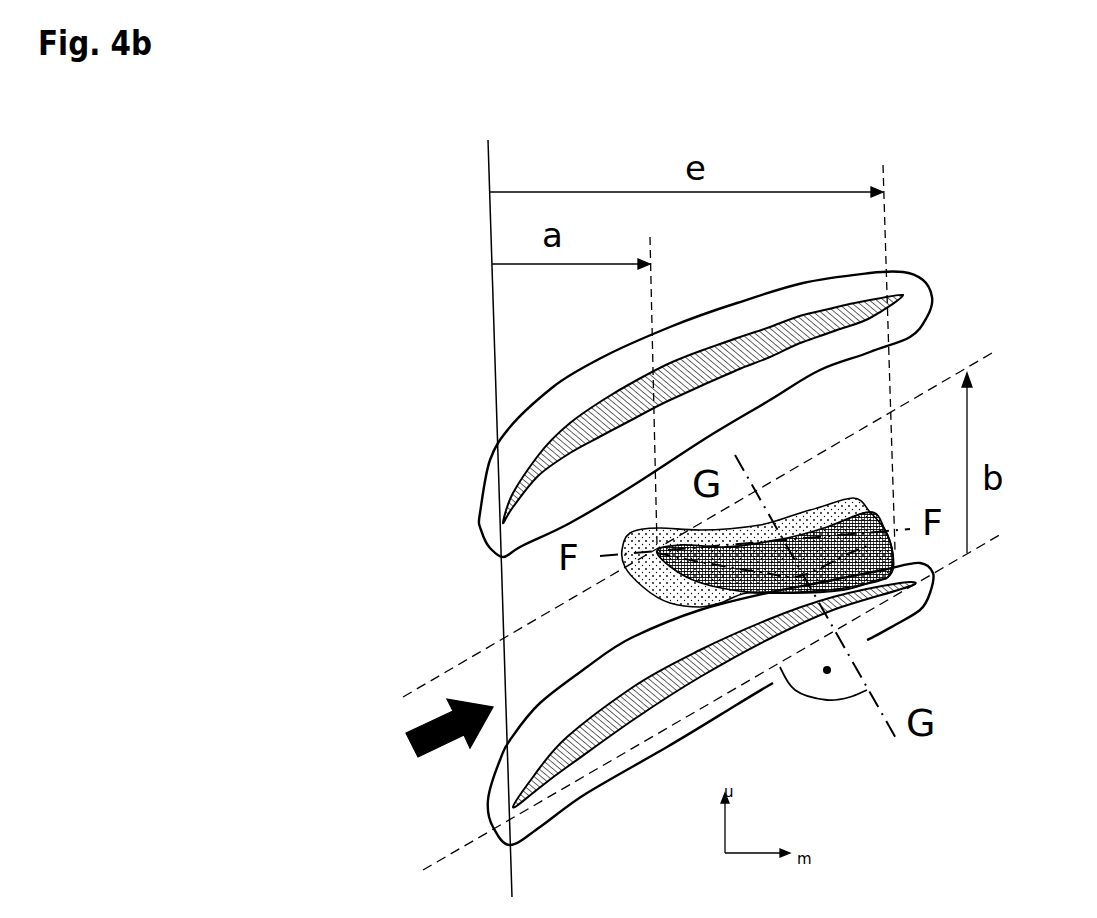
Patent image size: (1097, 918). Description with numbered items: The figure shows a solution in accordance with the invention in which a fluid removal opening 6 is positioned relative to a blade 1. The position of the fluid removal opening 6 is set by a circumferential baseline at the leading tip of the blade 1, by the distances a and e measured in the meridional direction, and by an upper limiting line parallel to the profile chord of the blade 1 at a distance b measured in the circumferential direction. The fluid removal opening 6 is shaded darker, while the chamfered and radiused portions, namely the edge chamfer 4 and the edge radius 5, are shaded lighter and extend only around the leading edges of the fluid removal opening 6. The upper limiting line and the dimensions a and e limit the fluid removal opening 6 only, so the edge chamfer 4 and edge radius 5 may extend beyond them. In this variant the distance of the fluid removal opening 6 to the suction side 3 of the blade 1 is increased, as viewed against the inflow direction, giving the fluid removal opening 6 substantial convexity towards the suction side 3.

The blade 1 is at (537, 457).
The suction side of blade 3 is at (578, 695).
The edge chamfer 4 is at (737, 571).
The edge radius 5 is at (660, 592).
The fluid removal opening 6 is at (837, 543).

------------------------------------------------------------

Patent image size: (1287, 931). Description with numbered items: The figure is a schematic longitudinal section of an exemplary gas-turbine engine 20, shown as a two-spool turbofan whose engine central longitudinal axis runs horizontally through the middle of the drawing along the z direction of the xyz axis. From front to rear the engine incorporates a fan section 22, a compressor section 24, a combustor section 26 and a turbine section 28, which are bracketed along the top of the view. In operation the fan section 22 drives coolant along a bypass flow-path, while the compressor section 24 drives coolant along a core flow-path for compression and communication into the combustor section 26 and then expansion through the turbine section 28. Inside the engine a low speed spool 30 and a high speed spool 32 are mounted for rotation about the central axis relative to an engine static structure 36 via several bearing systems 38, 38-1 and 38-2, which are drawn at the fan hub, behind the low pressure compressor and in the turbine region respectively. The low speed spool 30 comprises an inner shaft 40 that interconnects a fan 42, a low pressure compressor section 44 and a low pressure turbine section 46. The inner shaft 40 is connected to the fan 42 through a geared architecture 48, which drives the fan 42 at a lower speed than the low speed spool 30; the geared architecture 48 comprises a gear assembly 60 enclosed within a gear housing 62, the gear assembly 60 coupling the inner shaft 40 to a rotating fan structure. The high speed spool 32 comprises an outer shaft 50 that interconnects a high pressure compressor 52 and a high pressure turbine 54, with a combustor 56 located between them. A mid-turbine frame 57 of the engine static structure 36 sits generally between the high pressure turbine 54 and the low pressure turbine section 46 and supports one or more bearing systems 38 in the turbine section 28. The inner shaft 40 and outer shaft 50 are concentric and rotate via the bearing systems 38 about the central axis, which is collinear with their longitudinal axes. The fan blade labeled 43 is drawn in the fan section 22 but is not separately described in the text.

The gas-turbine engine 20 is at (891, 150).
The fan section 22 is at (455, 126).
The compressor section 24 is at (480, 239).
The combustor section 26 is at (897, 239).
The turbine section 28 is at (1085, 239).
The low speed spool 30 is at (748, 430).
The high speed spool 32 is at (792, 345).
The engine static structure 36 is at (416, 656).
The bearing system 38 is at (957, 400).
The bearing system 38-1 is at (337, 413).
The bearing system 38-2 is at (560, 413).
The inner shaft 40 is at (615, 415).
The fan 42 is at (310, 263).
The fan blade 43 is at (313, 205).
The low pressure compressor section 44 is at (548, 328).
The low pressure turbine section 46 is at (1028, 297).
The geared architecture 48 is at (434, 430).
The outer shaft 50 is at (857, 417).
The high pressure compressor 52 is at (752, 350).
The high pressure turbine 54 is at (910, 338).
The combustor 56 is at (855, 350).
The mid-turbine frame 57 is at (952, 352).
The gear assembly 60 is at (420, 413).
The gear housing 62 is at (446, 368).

------------------------------------------------------------

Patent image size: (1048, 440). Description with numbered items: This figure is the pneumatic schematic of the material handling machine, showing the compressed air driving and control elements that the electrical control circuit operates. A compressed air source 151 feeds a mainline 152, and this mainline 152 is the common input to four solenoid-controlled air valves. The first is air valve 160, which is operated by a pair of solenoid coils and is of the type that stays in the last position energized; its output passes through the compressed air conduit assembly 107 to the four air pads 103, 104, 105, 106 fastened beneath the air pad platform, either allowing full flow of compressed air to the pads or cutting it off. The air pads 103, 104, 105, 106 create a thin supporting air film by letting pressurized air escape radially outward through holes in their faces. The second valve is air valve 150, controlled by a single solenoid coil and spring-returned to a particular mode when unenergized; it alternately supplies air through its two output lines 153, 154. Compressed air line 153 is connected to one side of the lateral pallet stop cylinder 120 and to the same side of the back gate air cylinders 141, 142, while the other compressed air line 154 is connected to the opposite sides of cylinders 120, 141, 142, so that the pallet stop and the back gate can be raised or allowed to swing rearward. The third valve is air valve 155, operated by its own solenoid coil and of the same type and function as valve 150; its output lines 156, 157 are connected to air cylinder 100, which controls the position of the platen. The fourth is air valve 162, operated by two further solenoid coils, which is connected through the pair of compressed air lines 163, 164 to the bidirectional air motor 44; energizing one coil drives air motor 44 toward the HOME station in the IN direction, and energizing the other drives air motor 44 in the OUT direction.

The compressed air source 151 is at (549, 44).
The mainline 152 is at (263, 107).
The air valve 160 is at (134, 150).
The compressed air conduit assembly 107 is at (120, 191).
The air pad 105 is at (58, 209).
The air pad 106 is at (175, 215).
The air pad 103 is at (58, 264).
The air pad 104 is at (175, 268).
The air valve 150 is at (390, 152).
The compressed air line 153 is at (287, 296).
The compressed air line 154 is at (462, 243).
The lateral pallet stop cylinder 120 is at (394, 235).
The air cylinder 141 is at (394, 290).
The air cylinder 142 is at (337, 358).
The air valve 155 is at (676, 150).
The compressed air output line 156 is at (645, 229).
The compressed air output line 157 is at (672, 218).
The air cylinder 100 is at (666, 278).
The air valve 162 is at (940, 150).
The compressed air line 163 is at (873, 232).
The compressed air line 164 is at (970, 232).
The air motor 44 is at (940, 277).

------------------------------------------------------------

_Written problem_
Reproduce word for word everything in the records above, from the line containing "Patent image size: (1097, 918)." down to the line containing "The fluid removal opening 6 is at (837, 543).", including both of those lines.

_Response to this task_
Patent image size: (1097, 918). Description with numbered items: The figure shows a solution in accordance with the invention in which a fluid removal opening 6 is positioned relative to a blade 1. The position of the fluid removal opening 6 is set by a circumferential baseline at the leading tip of the blade 1, by the distances a and e measured in the meridional direction, and by an upper limiting line parallel to the profile chord of the blade 1 at a distance b measured in the circumferential direction. The fluid removal opening 6 is shaded darker, while the chamfered and radiused portions, namely the edge chamfer 4 and the edge radius 5, are shaded lighter and extend only around the leading edges of the fluid removal opening 6. The upper limiting line and the dimensions a and e limit the fluid removal opening 6 only, so the edge chamfer 4 and edge radius 5 may extend beyond them. In this variant the distance of the fluid removal opening 6 to the suction side 3 of the blade 1 is increased, as viewed against the inflow direction, giving the fluid removal opening 6 substantial convexity towards the suction side 3.

The blade 1 is at (537, 457).
The suction side of blade 3 is at (578, 695).
The edge chamfer 4 is at (737, 571).
The edge radius 5 is at (660, 592).
The fluid removal opening 6 is at (837, 543).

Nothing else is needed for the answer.